━━ INFORMATION PROVIDED ━━

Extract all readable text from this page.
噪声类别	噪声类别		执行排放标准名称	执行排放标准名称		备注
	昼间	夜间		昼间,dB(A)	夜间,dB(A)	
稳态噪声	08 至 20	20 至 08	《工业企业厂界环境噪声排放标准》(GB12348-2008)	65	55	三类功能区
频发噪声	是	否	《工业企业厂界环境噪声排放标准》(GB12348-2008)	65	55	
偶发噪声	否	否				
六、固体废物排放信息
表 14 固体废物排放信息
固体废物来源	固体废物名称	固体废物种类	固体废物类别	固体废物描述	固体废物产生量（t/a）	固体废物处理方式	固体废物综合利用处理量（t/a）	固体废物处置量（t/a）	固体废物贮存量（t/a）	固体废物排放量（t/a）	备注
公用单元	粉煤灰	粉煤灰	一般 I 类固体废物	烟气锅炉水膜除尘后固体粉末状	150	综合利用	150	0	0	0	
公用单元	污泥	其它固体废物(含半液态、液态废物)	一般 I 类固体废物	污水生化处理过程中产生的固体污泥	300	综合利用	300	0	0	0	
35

━━━

EXERCISE REQUIREMENTS:
Reproduce the material verbatim, line by line.

OUTPUT FOR THIS EXERCISE:
Extract all readable text from this page.
噪声类别	噪声类别		执行排放标准名称	执行排放标准名称		备注
	昼间	夜间		昼间,dB(A)	夜间,dB(A)	
稳态噪声	08 至 20	20 至 08	《工业企业厂界环境噪声排放标准》(GB12348-2008)	65	55	三类功能区
频发噪声	是	否	《工业企业厂界环境噪声排放标准》(GB12348-2008)	65	55	
偶发噪声	否	否				
六、固体废物排放信息
表 14 固体废物排放信息
固体废物来源	固体废物名称	固体废物种类	固体废物类别	固体废物描述	固体废物产生量（t/a）	固体废物处理方式	固体废物综合利用处理量（t/a）	固体废物处置量（t/a）	固体废物贮存量（t/a）	固体废物排放量（t/a）	备注
公用单元	粉煤灰	粉煤灰	一般 I 类固体废物	烟气锅炉水膜除尘后固体粉末状	150	综合利用	150	0	0	0	
公用单元	污泥	其它固体废物(含半液态、液态废物)	一般 I 类固体废物	污水生化处理过程中产生的固体污泥	300	综合利用	300	0	0	0	
35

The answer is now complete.